• Tarea asignada 1: Devuelve sin cambios un tramo del texto sobre la fresa peruana: comienza en las palabras "La fresa peruana" y termina después de "certificaciones y mercados.".
• Tarea asignada 2: Retoma el texto sobre la producción de fresa en el Perú y continúalo a partir de su última oración.

• Fragmento de página:
--*--
Foto: Agroperú.
La fresa peruana está entrando en una etapa de expansión que combina volumen, aprendizaje técnico y una oportunidad exportadora cada vez más clara. Según un estudio técnico del Midagri, en 2025 el país superaría las 62.800 toneladas de producción, cifra que marcaría un récord y confirmaría que esta fruta dejó de ser un cultivo “de nicho” para convertirse en una apuesta con potencial agroindustrial. Más aún: solo entre enero y septiembre, la producción habría crecido 51,3% frente al mismo periodo de 2024, un salto que exige mirar no solo la cosecha, sino todo lo que viene después: cadena de frío, variedades, certificaciones y mercados.
El informe plantea un escenario optimista en el que el crecimiento podría sostenerse hasta alcanzar 82.400 toneladas en 2028, siempre que se impulse una agenda concreta de competitividad. Entre las prioridades aparecen la tecnificación intensiva, el financiamiento para renovación varietal (cultivares de mayor rendimiento y mejor firmeza para congelado) y el impulso de agricultura protegida en regiones altoandinas como Cusco, Áncash y Cajamarca. Traducido al lenguaje empresarial: más productividad por hectárea, mayor resiliencia climática y una oferta más estandarizada para exportación.
Un punto decisivo es la infraestructura y la organización del mercado. El Midagri propone crear un programa nacional de fresa exportadora con certificaciones y asistencia técnica, además de centros de acopio y cámaras de frío en polos emergentes. Esto es clave porque la fresa es altamente perecible y la rentabilidad se juega en horas: sin frío, se pierde calidad; sin calidad, se pierde precio y destino.
En el mapa productivo, Lima lidera con claridad: zonas como Barranca, Huaral, Huaura y Huacho concentran alrededor del 90% de la producción nacional. Sin embargo, el crecimiento futuro también dependerá de diversificar territorios. Regiones como La Libertad, Arequipa, Apurímac y Huánuco ya buscan ampliar áreas de cultivo, lo que abre espacio para nuevas inversiones en riego, semillas, asistencia agronómica y logística.
--*--
• Datos de entrada:
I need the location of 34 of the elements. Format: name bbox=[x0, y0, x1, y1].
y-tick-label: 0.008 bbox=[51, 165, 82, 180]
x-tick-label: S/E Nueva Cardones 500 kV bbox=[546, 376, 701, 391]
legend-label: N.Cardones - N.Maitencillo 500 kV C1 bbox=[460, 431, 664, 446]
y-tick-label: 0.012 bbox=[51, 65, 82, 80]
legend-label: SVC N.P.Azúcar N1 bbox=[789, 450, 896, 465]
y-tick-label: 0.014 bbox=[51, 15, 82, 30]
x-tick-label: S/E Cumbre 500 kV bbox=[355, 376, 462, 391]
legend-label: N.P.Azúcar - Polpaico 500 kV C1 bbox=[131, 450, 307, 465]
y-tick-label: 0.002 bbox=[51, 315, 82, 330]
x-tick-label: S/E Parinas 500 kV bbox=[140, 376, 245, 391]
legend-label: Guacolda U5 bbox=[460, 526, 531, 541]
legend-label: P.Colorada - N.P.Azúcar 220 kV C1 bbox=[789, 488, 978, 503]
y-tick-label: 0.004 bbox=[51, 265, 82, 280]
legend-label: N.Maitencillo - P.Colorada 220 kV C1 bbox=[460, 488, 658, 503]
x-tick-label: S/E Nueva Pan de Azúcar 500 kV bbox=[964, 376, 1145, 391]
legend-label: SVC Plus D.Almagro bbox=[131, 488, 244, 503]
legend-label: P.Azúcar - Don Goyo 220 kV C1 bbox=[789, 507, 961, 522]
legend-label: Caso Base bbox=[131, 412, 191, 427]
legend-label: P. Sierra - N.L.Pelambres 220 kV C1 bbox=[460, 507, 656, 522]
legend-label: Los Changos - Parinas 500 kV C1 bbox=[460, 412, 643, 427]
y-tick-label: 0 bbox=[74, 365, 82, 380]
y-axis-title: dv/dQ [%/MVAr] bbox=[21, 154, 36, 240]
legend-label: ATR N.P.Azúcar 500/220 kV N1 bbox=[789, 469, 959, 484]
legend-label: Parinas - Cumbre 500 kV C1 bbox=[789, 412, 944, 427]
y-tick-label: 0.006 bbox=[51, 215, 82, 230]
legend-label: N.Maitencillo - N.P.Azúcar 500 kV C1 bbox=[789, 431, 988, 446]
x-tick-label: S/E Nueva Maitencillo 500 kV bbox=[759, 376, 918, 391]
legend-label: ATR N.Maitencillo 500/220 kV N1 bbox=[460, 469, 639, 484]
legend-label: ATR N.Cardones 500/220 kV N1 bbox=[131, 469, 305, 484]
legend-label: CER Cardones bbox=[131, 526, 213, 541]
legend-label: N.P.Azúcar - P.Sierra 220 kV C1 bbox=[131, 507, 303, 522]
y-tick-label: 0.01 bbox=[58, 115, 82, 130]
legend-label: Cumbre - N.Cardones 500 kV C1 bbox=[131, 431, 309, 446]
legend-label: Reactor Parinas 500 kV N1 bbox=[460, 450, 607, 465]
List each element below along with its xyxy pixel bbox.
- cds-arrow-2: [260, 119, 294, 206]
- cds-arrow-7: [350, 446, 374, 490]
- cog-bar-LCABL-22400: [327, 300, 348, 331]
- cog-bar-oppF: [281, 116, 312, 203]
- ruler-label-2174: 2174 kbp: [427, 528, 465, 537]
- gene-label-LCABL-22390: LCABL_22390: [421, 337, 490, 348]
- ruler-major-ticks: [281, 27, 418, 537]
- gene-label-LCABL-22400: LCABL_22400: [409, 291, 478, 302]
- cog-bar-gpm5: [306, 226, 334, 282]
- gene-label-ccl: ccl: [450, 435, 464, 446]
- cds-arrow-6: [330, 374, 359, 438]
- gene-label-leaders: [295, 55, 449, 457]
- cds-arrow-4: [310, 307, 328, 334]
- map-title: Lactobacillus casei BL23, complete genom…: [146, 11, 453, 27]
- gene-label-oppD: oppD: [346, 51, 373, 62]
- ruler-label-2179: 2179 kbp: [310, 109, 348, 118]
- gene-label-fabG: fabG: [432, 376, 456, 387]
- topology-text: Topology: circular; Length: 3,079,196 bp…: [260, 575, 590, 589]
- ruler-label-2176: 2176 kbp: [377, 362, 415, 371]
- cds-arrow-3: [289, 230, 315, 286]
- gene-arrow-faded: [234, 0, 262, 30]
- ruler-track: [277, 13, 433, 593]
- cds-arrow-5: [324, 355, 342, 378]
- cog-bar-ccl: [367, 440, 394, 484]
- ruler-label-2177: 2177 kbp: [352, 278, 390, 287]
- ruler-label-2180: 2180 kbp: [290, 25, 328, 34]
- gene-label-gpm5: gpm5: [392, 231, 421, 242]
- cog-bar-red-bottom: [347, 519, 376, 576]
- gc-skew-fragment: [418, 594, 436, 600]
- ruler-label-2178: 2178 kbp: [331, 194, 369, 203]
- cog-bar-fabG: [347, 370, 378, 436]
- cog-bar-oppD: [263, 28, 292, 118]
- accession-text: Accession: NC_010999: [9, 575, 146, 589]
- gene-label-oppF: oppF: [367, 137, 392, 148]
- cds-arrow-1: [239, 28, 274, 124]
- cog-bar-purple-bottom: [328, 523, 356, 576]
--*--
• Resultado del ejercicio 1:
La fresa peruana está entrando en una etapa de expansión que combina volumen, aprendizaje técnico y una oportunidad exportadora cada vez más clara. Según un estudio técnico del Midagri, en 2025 el país superaría las 62.800 toneladas de producción, cifra que marcaría un récord y confirmaría que esta fruta dejó de ser un cultivo “de nicho” para convertirse en una apuesta con potencial agroindustrial. Más aún: solo entre enero y septiembre, la producción habría crecido 51,3% frente al mismo periodo de 2024, un salto que exige mirar no solo la cosecha, sino todo lo que viene después: cadena de frío, variedades, certificaciones y mercados.

• Resultado del ejercicio 2:
En exportaciones, el desempeño también es alentador, aunque con matices. La fresa fresca muestra una recuperación importante: entre enero y septiembre los envíos subieron 285% hasta 27 toneladas, con España como destino de más del 95%. Pero el verdadero motor está en la fresa congelada: se exportaron 15.133 toneladas, 77% más que en 2024, con Estados Unidos como principal mercado. Este avance ya posiciona al Perú como octavo exportador mundial de fresas congeladas, con cerca del 4% del comercio global.
La fresa peruana tiene una oportunidad real: crecer en volumen, fortalecer industria de congelados y avanzar hacia una exportación fresca más competitiva, apoyada en tecnología, estándares y cadena de frío.
Reflexión final
El desafío es convertir el récord productivo en valor sostenible. Si el país logra coordinar productores, financiamiento, infraestructura y certificaciones, la fresa puede convertirse en un nuevo emblema de diversificación agroexportadora: rentable, descentralizable y capaz de competir por calidad en mercados exigentes.